* start Task material *

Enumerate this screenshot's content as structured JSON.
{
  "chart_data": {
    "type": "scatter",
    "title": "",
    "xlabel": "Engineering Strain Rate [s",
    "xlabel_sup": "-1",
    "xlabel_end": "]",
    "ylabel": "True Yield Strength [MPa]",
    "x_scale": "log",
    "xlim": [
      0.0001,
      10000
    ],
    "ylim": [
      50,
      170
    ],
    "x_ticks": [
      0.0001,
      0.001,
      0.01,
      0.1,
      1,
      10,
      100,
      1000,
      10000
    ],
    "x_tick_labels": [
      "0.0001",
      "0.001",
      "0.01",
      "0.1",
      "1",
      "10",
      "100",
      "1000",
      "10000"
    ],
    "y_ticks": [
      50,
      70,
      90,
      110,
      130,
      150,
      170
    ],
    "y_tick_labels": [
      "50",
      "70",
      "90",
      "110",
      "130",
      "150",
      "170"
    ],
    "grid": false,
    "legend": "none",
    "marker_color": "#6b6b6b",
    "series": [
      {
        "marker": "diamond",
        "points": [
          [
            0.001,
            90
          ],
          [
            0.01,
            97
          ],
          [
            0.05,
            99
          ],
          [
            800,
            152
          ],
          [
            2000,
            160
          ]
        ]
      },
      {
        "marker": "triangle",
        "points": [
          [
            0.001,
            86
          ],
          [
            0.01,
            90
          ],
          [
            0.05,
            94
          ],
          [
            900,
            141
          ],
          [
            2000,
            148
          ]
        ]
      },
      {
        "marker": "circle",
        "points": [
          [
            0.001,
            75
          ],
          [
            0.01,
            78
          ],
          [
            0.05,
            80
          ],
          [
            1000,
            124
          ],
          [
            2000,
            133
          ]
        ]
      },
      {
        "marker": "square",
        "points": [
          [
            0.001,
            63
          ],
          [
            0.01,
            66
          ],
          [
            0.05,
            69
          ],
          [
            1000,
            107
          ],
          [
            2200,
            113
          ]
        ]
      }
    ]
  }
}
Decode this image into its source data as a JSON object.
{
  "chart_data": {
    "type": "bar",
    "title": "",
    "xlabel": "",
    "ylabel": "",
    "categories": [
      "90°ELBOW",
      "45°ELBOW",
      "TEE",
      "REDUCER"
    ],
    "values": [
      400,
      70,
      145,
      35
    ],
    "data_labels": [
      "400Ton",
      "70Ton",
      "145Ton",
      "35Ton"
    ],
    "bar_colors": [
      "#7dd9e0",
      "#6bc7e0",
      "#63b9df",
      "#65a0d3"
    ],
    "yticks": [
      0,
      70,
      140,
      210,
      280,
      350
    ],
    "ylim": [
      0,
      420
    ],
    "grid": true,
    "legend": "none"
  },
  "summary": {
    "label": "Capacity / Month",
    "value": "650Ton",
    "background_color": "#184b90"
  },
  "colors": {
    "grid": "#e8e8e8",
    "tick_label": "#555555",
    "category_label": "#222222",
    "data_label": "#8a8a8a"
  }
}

* end Task material *

Every record above should be copied exactly.

#### Result for this task:
Enumerate this screenshot's content as structured JSON.
{
  "chart_data": {
    "type": "scatter",
    "title": "",
    "xlabel": "Engineering Strain Rate [s",
    "xlabel_sup": "-1",
    "xlabel_end": "]",
    "ylabel": "True Yield Strength [MPa]",
    "x_scale": "log",
    "xlim": [
      0.0001,
      10000
    ],
    "ylim": [
      50,
      170
    ],
    "x_ticks": [
      0.0001,
      0.001,
      0.01,
      0.1,
      1,
      10,
      100,
      1000,
      10000
    ],
    "x_tick_labels": [
      "0.0001",
      "0.001",
      "0.01",
      "0.1",
      "1",
      "10",
      "100",
      "1000",
      "10000"
    ],
    "y_ticks": [
      50,
      70,
      90,
      110,
      130,
      150,
      170
    ],
    "y_tick_labels": [
      "50",
      "70",
      "90",
      "110",
      "130",
      "150",
      "170"
    ],
    "grid": false,
    "legend": "none",
    "marker_color": "#6b6b6b",
    "series": [
      {
        "marker": "diamond",
        "points": [
          [
            0.001,
            90
          ],
          [
            0.01,
            97
          ],
          [
            0.05,
            99
          ],
          [
            800,
            152
          ],
          [
            2000,
            160
          ]
        ]
      },
      {
        "marker": "triangle",
        "points": [
          [
            0.001,
            86
          ],
          [
            0.01,
            90
          ],
          [
            0.05,
            94
          ],
          [
            900,
            141
          ],
          [
            2000,
            148
          ]
        ]
      },
      {
        "marker": "circle",
        "points": [
          [
            0.001,
            75
          ],
          [
            0.01,
            78
          ],
          [
            0.05,
            80
          ],
          [
            1000,
            124
          ],
          [
            2000,
            133
          ]
        ]
      },
      {
        "marker": "square",
        "points": [
          [
            0.001,
            63
          ],
          [
            0.01,
            66
          ],
          [
            0.05,
            69
          ],
          [
            1000,
            107
          ],
          [
            2200,
            113
          ]
        ]
      }
    ]
  }
}
Decode this image into its source data as a JSON object.
{
  "chart_data": {
    "type": "bar",
    "title": "",
    "xlabel": "",
    "ylabel": "",
    "categories": [
      "90°ELBOW",
      "45°ELBOW",
      "TEE",
      "REDUCER"
    ],
    "values": [
      400,
      70,
      145,
      35
    ],
    "data_labels": [
      "400Ton",
      "70Ton",
      "145Ton",
      "35Ton"
    ],
    "bar_colors": [
      "#7dd9e0",
      "#6bc7e0",
      "#63b9df",
      "#65a0d3"
    ],
    "yticks": [
      0,
      70,
      140,
      210,
      280,
      350
    ],
    "ylim": [
      0,
      420
    ],
    "grid": true,
    "legend": "none"
  },
  "summary": {
    "label": "Capacity / Month",
    "value": "650Ton",
    "background_color": "#184b90"
  },
  "colors": {
    "grid": "#e8e8e8",
    "tick_label": "#555555",
    "category_label": "#222222",
    "data_label": "#8a8a8a"
  }
}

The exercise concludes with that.